Quote the records in full and leave their pictures out.

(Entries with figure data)
:::

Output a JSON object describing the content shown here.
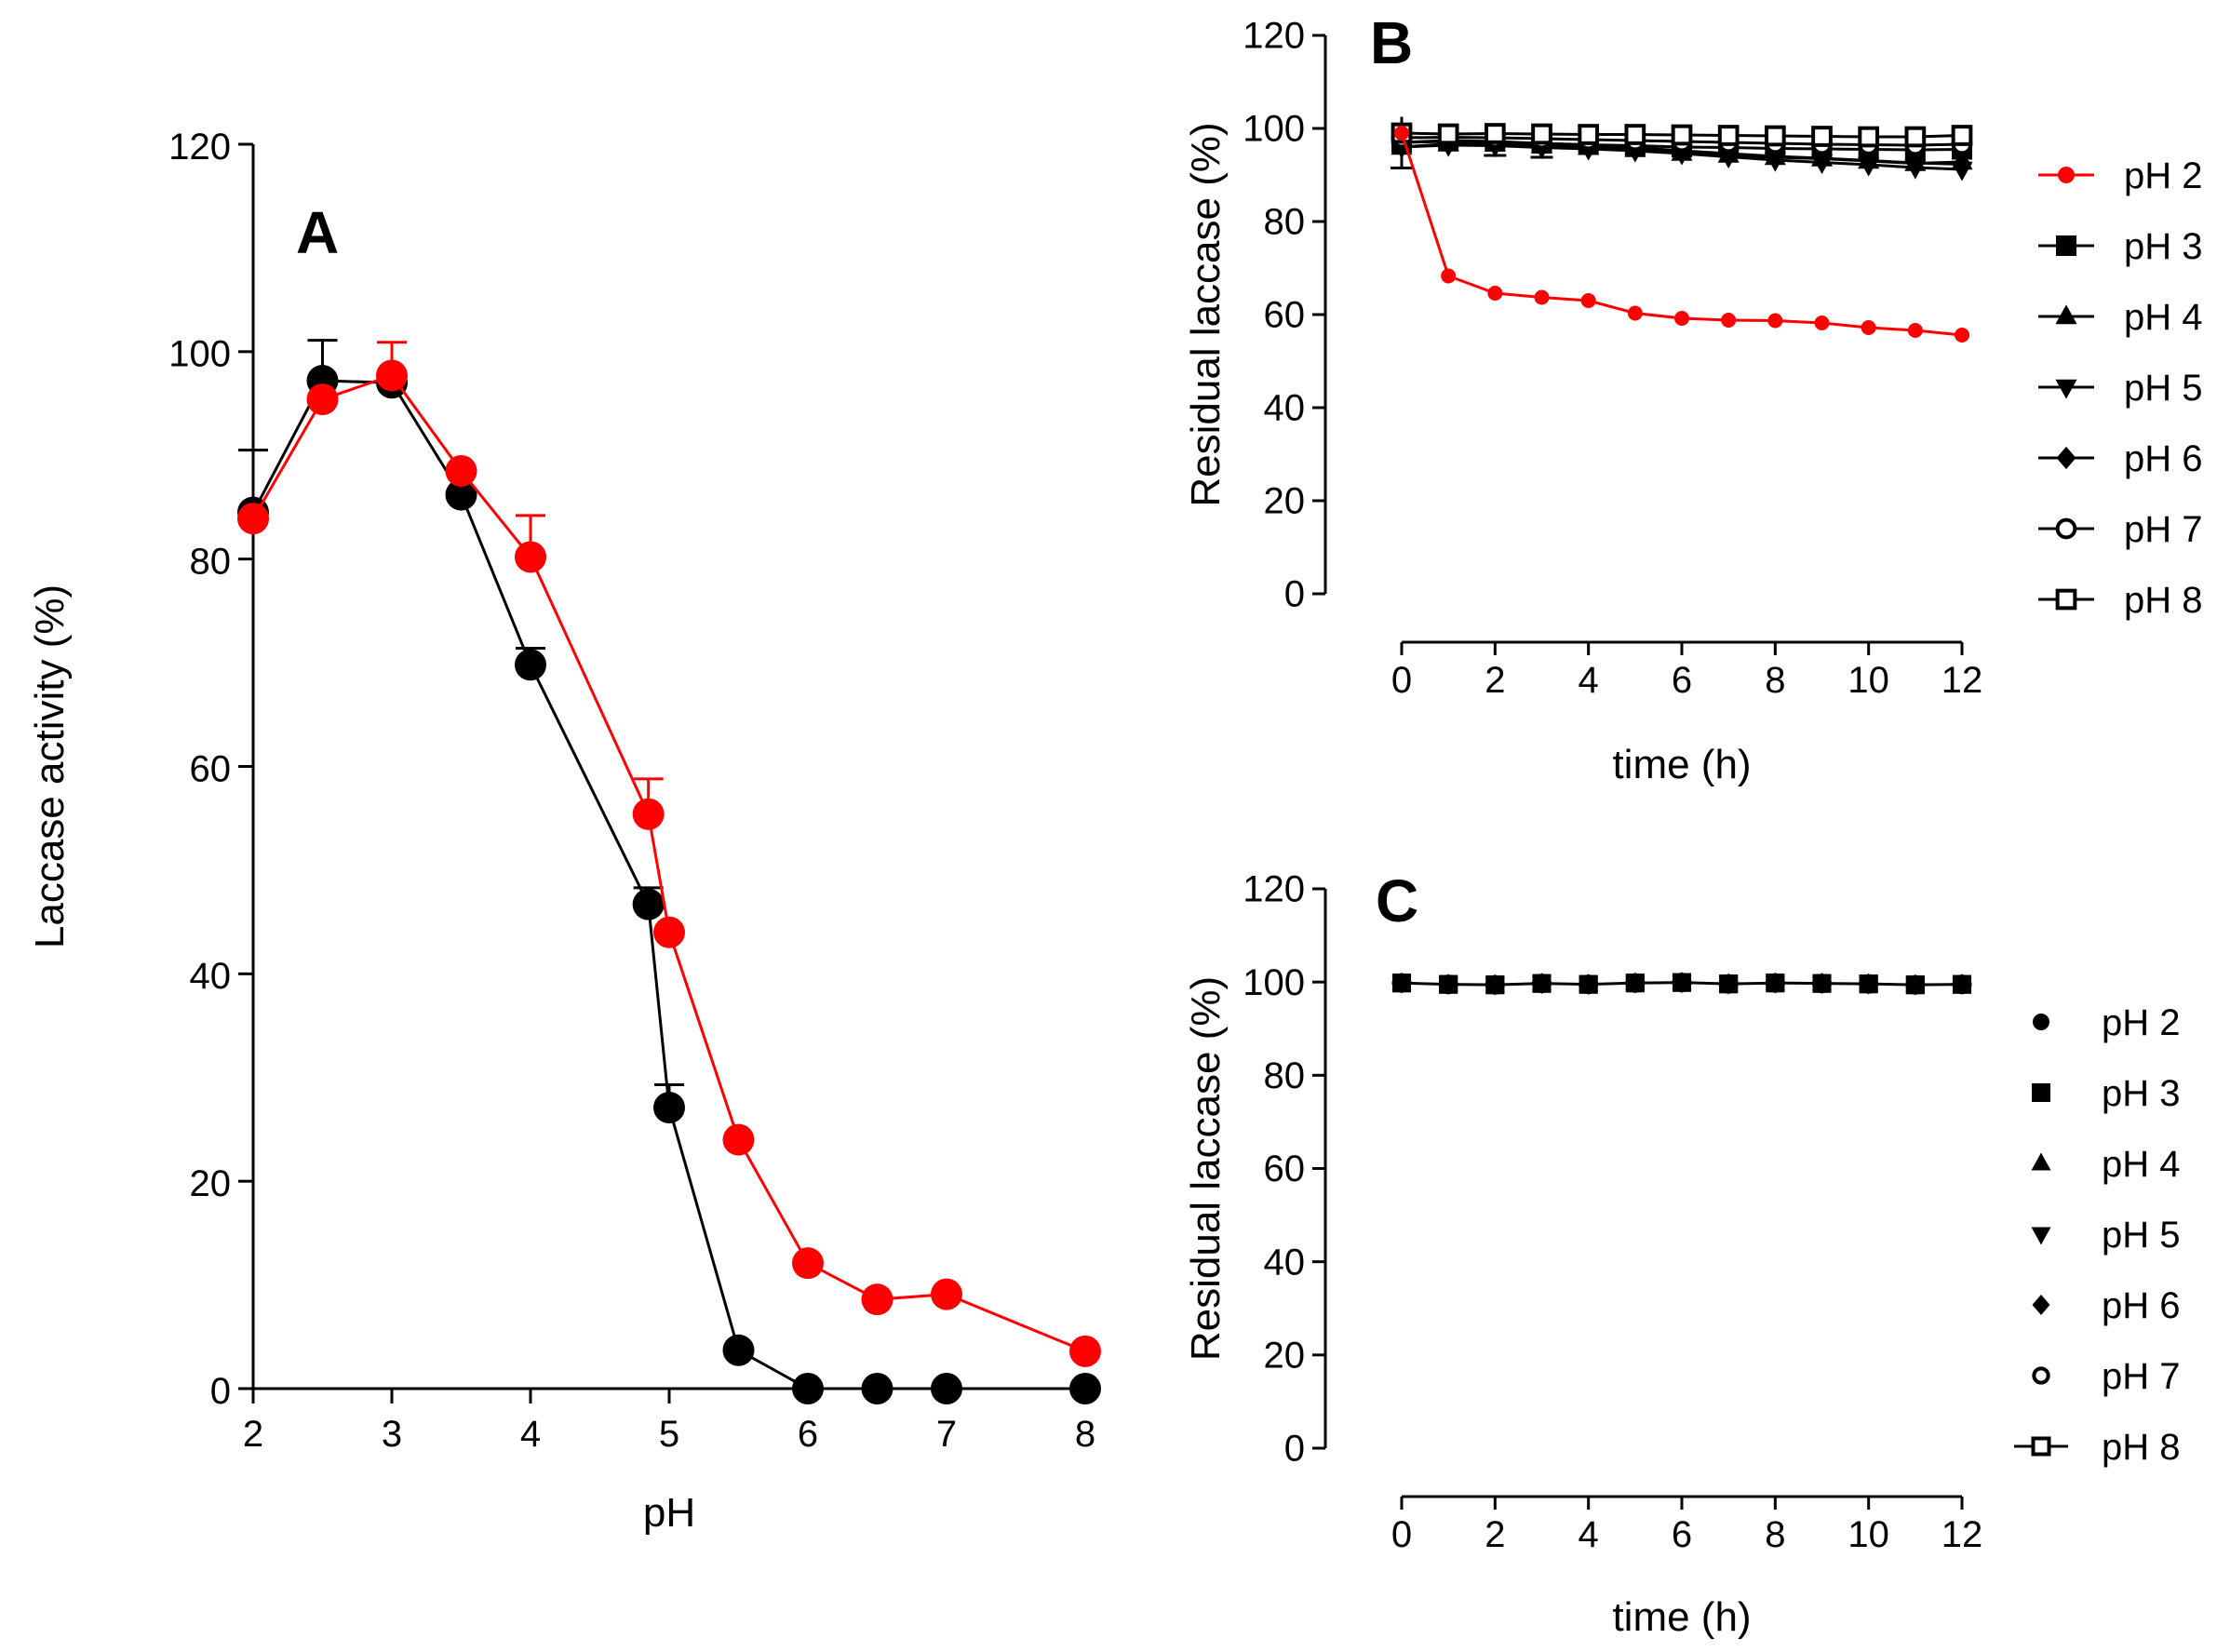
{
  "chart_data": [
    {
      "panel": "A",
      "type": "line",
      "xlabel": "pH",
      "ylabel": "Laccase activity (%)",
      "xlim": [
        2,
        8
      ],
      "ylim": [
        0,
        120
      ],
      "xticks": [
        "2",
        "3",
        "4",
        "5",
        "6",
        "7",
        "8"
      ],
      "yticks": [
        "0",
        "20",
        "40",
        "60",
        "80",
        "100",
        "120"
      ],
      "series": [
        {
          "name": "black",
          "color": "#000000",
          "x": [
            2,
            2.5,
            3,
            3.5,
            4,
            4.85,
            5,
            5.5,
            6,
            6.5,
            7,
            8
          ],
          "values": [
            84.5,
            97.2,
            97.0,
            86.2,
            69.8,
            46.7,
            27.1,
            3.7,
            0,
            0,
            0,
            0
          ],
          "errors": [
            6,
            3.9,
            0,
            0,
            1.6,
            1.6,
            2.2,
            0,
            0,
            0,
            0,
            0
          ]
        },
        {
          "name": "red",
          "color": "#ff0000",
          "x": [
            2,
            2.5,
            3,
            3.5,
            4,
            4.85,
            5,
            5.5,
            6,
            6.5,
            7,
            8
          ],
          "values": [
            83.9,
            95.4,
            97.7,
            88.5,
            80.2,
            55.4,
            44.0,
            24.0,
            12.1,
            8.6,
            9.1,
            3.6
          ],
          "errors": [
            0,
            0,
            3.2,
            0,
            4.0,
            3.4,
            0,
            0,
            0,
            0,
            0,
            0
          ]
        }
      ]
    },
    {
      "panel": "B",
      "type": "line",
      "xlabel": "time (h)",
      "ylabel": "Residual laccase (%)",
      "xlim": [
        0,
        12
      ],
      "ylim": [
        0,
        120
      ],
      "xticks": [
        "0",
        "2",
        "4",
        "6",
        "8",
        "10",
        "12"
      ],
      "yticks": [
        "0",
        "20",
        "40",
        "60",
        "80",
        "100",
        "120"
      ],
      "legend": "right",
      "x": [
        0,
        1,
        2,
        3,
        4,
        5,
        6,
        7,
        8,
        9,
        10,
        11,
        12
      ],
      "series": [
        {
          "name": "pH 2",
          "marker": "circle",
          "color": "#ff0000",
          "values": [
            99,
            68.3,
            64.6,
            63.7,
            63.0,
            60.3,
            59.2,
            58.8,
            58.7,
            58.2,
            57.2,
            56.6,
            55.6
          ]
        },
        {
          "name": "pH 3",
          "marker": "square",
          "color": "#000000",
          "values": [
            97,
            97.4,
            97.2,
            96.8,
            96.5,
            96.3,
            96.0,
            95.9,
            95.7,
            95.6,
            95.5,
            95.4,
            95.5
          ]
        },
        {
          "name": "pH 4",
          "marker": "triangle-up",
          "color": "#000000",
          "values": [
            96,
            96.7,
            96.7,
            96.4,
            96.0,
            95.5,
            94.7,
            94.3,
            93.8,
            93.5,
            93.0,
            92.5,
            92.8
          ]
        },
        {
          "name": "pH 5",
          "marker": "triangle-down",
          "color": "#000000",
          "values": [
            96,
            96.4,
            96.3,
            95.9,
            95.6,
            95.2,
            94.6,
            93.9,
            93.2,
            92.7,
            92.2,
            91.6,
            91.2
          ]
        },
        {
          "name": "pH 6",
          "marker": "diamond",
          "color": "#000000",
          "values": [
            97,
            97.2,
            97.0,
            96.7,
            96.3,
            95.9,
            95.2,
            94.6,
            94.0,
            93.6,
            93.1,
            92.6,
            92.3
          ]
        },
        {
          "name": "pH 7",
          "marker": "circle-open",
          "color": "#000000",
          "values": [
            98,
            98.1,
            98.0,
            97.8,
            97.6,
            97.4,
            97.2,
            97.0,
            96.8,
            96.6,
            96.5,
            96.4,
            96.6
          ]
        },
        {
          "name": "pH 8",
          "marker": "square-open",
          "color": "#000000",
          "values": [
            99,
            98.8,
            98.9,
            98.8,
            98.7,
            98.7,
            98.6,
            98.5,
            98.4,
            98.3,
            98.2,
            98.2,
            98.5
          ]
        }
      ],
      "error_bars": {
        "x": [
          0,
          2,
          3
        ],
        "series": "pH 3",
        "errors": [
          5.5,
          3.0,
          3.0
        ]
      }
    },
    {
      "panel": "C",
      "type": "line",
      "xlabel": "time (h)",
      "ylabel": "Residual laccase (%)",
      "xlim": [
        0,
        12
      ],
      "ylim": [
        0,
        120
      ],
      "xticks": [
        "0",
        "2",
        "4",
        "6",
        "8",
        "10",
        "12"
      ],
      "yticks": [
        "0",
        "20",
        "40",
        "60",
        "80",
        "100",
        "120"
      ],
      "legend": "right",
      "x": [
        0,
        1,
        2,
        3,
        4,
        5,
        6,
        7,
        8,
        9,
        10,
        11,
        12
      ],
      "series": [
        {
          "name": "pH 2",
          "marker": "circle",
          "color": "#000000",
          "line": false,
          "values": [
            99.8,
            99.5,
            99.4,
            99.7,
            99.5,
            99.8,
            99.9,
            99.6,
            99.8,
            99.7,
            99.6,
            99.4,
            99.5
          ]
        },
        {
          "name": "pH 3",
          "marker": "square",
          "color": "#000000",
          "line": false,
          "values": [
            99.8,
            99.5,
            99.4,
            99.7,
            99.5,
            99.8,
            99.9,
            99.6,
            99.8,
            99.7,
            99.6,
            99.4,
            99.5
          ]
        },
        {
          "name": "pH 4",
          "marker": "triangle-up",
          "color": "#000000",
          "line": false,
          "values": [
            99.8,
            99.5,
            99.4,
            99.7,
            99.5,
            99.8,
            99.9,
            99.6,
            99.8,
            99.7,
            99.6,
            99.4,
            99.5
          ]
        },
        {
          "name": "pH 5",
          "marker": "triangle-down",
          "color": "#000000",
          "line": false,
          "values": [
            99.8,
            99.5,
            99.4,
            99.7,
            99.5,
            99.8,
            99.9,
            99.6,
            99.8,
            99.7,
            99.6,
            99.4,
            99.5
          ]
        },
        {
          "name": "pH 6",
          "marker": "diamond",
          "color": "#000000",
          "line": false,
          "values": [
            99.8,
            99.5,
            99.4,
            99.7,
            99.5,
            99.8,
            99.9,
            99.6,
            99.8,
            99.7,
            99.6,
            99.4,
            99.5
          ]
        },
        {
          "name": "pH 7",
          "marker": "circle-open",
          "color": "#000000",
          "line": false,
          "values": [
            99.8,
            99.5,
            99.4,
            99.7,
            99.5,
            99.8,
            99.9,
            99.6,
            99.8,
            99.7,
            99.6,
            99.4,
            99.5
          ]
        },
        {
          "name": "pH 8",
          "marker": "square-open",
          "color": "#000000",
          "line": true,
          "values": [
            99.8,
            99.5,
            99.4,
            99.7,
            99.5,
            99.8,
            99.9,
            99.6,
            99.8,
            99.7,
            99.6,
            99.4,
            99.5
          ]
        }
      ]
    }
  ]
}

:::

**Result:**
Output a JSON object describing the content shown here.
{
  "chart_data": [
    {
      "panel": "A",
      "type": "line",
      "xlabel": "pH",
      "ylabel": "Laccase activity (%)",
      "xlim": [
        2,
        8
      ],
      "ylim": [
        0,
        120
      ],
      "xticks": [
        "2",
        "3",
        "4",
        "5",
        "6",
        "7",
        "8"
      ],
      "yticks": [
        "0",
        "20",
        "40",
        "60",
        "80",
        "100",
        "120"
      ],
      "series": [
        {
          "name": "black",
          "color": "#000000",
          "x": [
            2,
            2.5,
            3,
            3.5,
            4,
            4.85,
            5,
            5.5,
            6,
            6.5,
            7,
            8
          ],
          "values": [
            84.5,
            97.2,
            97.0,
            86.2,
            69.8,
            46.7,
            27.1,
            3.7,
            0,
            0,
            0,
            0
          ],
          "errors": [
            6,
            3.9,
            0,
            0,
            1.6,
            1.6,
            2.2,
            0,
            0,
            0,
            0,
            0
          ]
        },
        {
          "name": "red",
          "color": "#ff0000",
          "x": [
            2,
            2.5,
            3,
            3.5,
            4,
            4.85,
            5,
            5.5,
            6,
            6.5,
            7,
            8
          ],
          "values": [
            83.9,
            95.4,
            97.7,
            88.5,
            80.2,
            55.4,
            44.0,
            24.0,
            12.1,
            8.6,
            9.1,
            3.6
          ],
          "errors": [
            0,
            0,
            3.2,
            0,
            4.0,
            3.4,
            0,
            0,
            0,
            0,
            0,
            0
          ]
        }
      ]
    },
    {
      "panel": "B",
      "type": "line",
      "xlabel": "time (h)",
      "ylabel": "Residual laccase (%)",
      "xlim": [
        0,
        12
      ],
      "ylim": [
        0,
        120
      ],
      "xticks": [
        "0",
        "2",
        "4",
        "6",
        "8",
        "10",
        "12"
      ],
      "yticks": [
        "0",
        "20",
        "40",
        "60",
        "80",
        "100",
        "120"
      ],
      "legend": "right",
      "x": [
        0,
        1,
        2,
        3,
        4,
        5,
        6,
        7,
        8,
        9,
        10,
        11,
        12
      ],
      "series": [
        {
          "name": "pH 2",
          "marker": "circle",
          "color": "#ff0000",
          "values": [
            99,
            68.3,
            64.6,
            63.7,
            63.0,
            60.3,
            59.2,
            58.8,
            58.7,
            58.2,
            57.2,
            56.6,
            55.6
          ]
        },
        {
          "name": "pH 3",
          "marker": "square",
          "color": "#000000",
          "values": [
            97,
            97.4,
            97.2,
            96.8,
            96.5,
            96.3,
            96.0,
            95.9,
            95.7,
            95.6,
            95.5,
            95.4,
            95.5
          ]
        },
        {
          "name": "pH 4",
          "marker": "triangle-up",
          "color": "#000000",
          "values": [
            96,
            96.7,
            96.7,
            96.4,
            96.0,
            95.5,
            94.7,
            94.3,
            93.8,
            93.5,
            93.0,
            92.5,
            92.8
          ]
        },
        {
          "name": "pH 5",
          "marker": "triangle-down",
          "color": "#000000",
          "values": [
            96,
            96.4,
            96.3,
            95.9,
            95.6,
            95.2,
            94.6,
            93.9,
            93.2,
            92.7,
            92.2,
            91.6,
            91.2
          ]
        },
        {
          "name": "pH 6",
          "marker": "diamond",
          "color": "#000000",
          "values": [
            97,
            97.2,
            97.0,
            96.7,
            96.3,
            95.9,
            95.2,
            94.6,
            94.0,
            93.6,
            93.1,
            92.6,
            92.3
          ]
        },
        {
          "name": "pH 7",
          "marker": "circle-open",
          "color": "#000000",
          "values": [
            98,
            98.1,
            98.0,
            97.8,
            97.6,
            97.4,
            97.2,
            97.0,
            96.8,
            96.6,
            96.5,
            96.4,
            96.6
          ]
        },
        {
          "name": "pH 8",
          "marker": "square-open",
          "color": "#000000",
          "values": [
            99,
            98.8,
            98.9,
            98.8,
            98.7,
            98.7,
            98.6,
            98.5,
            98.4,
            98.3,
            98.2,
            98.2,
            98.5
          ]
        }
      ],
      "error_bars": {
        "x": [
          0,
          2,
          3
        ],
        "series": "pH 3",
        "errors": [
          5.5,
          3.0,
          3.0
        ]
      }
    },
    {
      "panel": "C",
      "type": "line",
      "xlabel": "time (h)",
      "ylabel": "Residual laccase (%)",
      "xlim": [
        0,
        12
      ],
      "ylim": [
        0,
        120
      ],
      "xticks": [
        "0",
        "2",
        "4",
        "6",
        "8",
        "10",
        "12"
      ],
      "yticks": [
        "0",
        "20",
        "40",
        "60",
        "80",
        "100",
        "120"
      ],
      "legend": "right",
      "x": [
        0,
        1,
        2,
        3,
        4,
        5,
        6,
        7,
        8,
        9,
        10,
        11,
        12
      ],
      "series": [
        {
          "name": "pH 2",
          "marker": "circle",
          "color": "#000000",
          "line": false,
          "values": [
            99.8,
            99.5,
            99.4,
            99.7,
            99.5,
            99.8,
            99.9,
            99.6,
            99.8,
            99.7,
            99.6,
            99.4,
            99.5
          ]
        },
        {
          "name": "pH 3",
          "marker": "square",
          "color": "#000000",
          "line": false,
          "values": [
            99.8,
            99.5,
            99.4,
            99.7,
            99.5,
            99.8,
            99.9,
            99.6,
            99.8,
            99.7,
            99.6,
            99.4,
            99.5
          ]
        },
        {
          "name": "pH 4",
          "marker": "triangle-up",
          "color": "#000000",
          "line": false,
          "values": [
            99.8,
            99.5,
            99.4,
            99.7,
            99.5,
            99.8,
            99.9,
            99.6,
            99.8,
            99.7,
            99.6,
            99.4,
            99.5
          ]
        },
        {
          "name": "pH 5",
          "marker": "triangle-down",
          "color": "#000000",
          "line": false,
          "values": [
            99.8,
            99.5,
            99.4,
            99.7,
            99.5,
            99.8,
            99.9,
            99.6,
            99.8,
            99.7,
            99.6,
            99.4,
            99.5
          ]
        },
        {
          "name": "pH 6",
          "marker": "diamond",
          "color": "#000000",
          "line": false,
          "values": [
            99.8,
            99.5,
            99.4,
            99.7,
            99.5,
            99.8,
            99.9,
            99.6,
            99.8,
            99.7,
            99.6,
            99.4,
            99.5
          ]
        },
        {
          "name": "pH 7",
          "marker": "circle-open",
          "color": "#000000",
          "line": false,
          "values": [
            99.8,
            99.5,
            99.4,
            99.7,
            99.5,
            99.8,
            99.9,
            99.6,
            99.8,
            99.7,
            99.6,
            99.4,
            99.5
          ]
        },
        {
          "name": "pH 8",
          "marker": "square-open",
          "color": "#000000",
          "line": true,
          "values": [
            99.8,
            99.5,
            99.4,
            99.7,
            99.5,
            99.8,
            99.9,
            99.6,
            99.8,
            99.7,
            99.6,
            99.4,
            99.5
          ]
        }
      ]
    }
  ]
}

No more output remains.